Exercise description =
The data below should be restated word for word, with every picture omitted.

Task material =

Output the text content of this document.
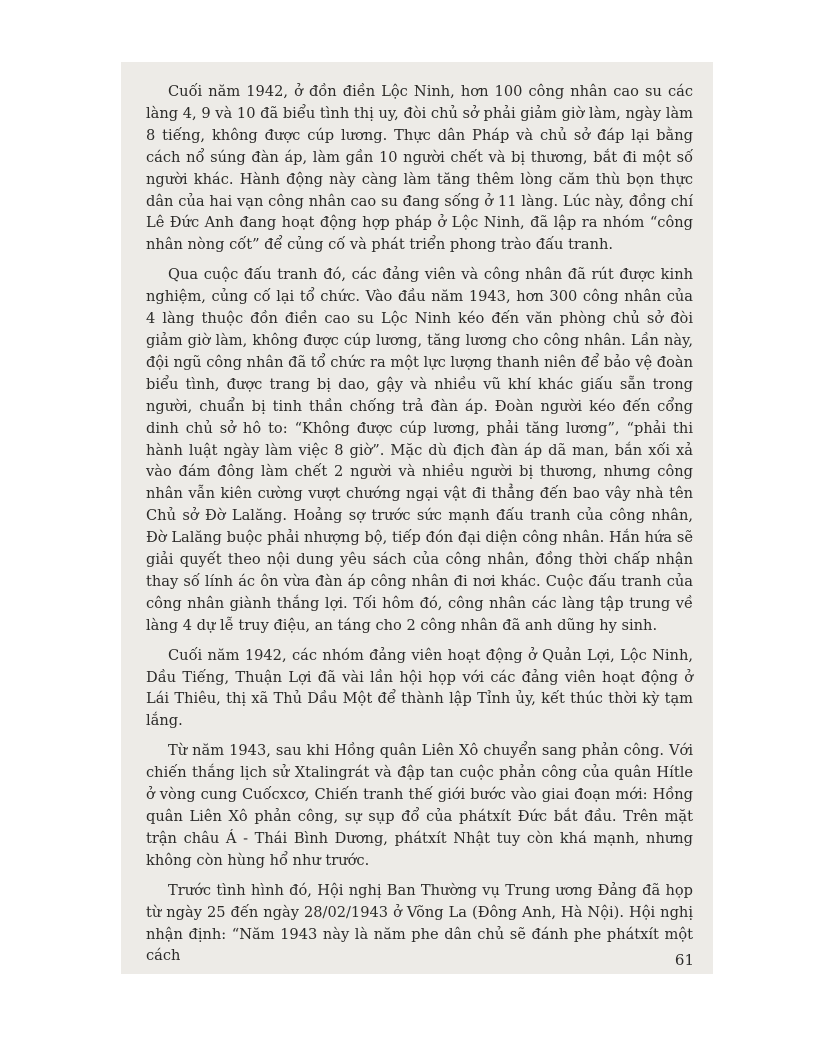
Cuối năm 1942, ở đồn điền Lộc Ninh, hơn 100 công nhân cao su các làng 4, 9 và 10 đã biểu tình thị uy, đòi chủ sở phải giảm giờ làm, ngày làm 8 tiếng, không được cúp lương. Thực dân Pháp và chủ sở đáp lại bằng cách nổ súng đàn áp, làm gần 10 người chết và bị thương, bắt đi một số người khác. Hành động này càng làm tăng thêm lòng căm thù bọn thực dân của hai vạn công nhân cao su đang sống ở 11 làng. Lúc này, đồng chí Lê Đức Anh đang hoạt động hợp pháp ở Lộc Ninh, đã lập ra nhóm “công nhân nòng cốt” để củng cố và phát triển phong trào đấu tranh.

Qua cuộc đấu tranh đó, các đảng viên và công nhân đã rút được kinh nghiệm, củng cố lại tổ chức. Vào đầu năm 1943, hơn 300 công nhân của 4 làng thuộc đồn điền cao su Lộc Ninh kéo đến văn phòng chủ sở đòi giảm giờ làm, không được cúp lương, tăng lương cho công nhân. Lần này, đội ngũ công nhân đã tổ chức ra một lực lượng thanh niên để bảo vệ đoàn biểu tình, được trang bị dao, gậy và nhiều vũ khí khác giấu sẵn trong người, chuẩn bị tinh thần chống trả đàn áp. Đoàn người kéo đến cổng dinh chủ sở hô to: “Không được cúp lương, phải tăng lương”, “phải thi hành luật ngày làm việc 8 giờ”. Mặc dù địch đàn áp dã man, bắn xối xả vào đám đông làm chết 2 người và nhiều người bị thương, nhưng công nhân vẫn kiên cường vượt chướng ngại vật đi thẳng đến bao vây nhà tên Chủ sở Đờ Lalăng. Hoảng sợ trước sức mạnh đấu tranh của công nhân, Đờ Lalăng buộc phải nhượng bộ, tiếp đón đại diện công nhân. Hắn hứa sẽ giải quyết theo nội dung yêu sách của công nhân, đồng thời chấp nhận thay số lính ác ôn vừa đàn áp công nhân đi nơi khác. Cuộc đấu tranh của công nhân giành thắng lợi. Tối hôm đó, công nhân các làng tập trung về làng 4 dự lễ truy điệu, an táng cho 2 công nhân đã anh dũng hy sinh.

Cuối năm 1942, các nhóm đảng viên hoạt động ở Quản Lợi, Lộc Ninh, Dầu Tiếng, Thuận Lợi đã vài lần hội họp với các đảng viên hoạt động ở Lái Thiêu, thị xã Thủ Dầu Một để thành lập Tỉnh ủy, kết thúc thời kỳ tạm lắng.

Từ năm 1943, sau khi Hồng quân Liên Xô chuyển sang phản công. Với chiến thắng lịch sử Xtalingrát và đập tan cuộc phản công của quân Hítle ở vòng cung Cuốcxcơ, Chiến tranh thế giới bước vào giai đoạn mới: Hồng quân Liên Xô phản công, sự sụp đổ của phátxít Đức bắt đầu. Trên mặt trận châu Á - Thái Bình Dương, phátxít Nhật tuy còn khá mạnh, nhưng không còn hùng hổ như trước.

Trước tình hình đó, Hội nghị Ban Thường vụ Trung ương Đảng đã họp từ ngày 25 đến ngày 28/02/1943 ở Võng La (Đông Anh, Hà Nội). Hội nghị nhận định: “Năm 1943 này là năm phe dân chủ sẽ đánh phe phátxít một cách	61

Full output =
Output the text content of this document.
Cuối năm 1942, ở đồn điền Lộc Ninh, hơn 100 công nhân cao su các làng 4, 9 và 10 đã biểu tình thị uy, đòi chủ sở phải giảm giờ làm, ngày làm 8 tiếng, không được cúp lương. Thực dân Pháp và chủ sở đáp lại bằng cách nổ súng đàn áp, làm gần 10 người chết và bị thương, bắt đi một số người khác. Hành động này càng làm tăng thêm lòng căm thù bọn thực dân của hai vạn công nhân cao su đang sống ở 11 làng. Lúc này, đồng chí Lê Đức Anh đang hoạt động hợp pháp ở Lộc Ninh, đã lập ra nhóm “công nhân nòng cốt” để củng cố và phát triển phong trào đấu tranh.

Qua cuộc đấu tranh đó, các đảng viên và công nhân đã rút được kinh nghiệm, củng cố lại tổ chức. Vào đầu năm 1943, hơn 300 công nhân của 4 làng thuộc đồn điền cao su Lộc Ninh kéo đến văn phòng chủ sở đòi giảm giờ làm, không được cúp lương, tăng lương cho công nhân. Lần này, đội ngũ công nhân đã tổ chức ra một lực lượng thanh niên để bảo vệ đoàn biểu tình, được trang bị dao, gậy và nhiều vũ khí khác giấu sẵn trong người, chuẩn bị tinh thần chống trả đàn áp. Đoàn người kéo đến cổng dinh chủ sở hô to: “Không được cúp lương, phải tăng lương”, “phải thi hành luật ngày làm việc 8 giờ”. Mặc dù địch đàn áp dã man, bắn xối xả vào đám đông làm chết 2 người và nhiều người bị thương, nhưng công nhân vẫn kiên cường vượt chướng ngại vật đi thẳng đến bao vây nhà tên Chủ sở Đờ Lalăng. Hoảng sợ trước sức mạnh đấu tranh của công nhân, Đờ Lalăng buộc phải nhượng bộ, tiếp đón đại diện công nhân. Hắn hứa sẽ giải quyết theo nội dung yêu sách của công nhân, đồng thời chấp nhận thay số lính ác ôn vừa đàn áp công nhân đi nơi khác. Cuộc đấu tranh của công nhân giành thắng lợi. Tối hôm đó, công nhân các làng tập trung về làng 4 dự lễ truy điệu, an táng cho 2 công nhân đã anh dũng hy sinh.

Cuối năm 1942, các nhóm đảng viên hoạt động ở Quản Lợi, Lộc Ninh, Dầu Tiếng, Thuận Lợi đã vài lần hội họp với các đảng viên hoạt động ở Lái Thiêu, thị xã Thủ Dầu Một để thành lập Tỉnh ủy, kết thúc thời kỳ tạm lắng.

Từ năm 1943, sau khi Hồng quân Liên Xô chuyển sang phản công. Với chiến thắng lịch sử Xtalingrát và đập tan cuộc phản công của quân Hítle ở vòng cung Cuốcxcơ, Chiến tranh thế giới bước vào giai đoạn mới: Hồng quân Liên Xô phản công, sự sụp đổ của phátxít Đức bắt đầu. Trên mặt trận châu Á - Thái Bình Dương, phátxít Nhật tuy còn khá mạnh, nhưng không còn hùng hổ như trước.

Trước tình hình đó, Hội nghị Ban Thường vụ Trung ương Đảng đã họp từ ngày 25 đến ngày 28/02/1943 ở Võng La (Đông Anh, Hà Nội). Hội nghị nhận định: “Năm 1943 này là năm phe dân chủ sẽ đánh phe phátxít một cách	61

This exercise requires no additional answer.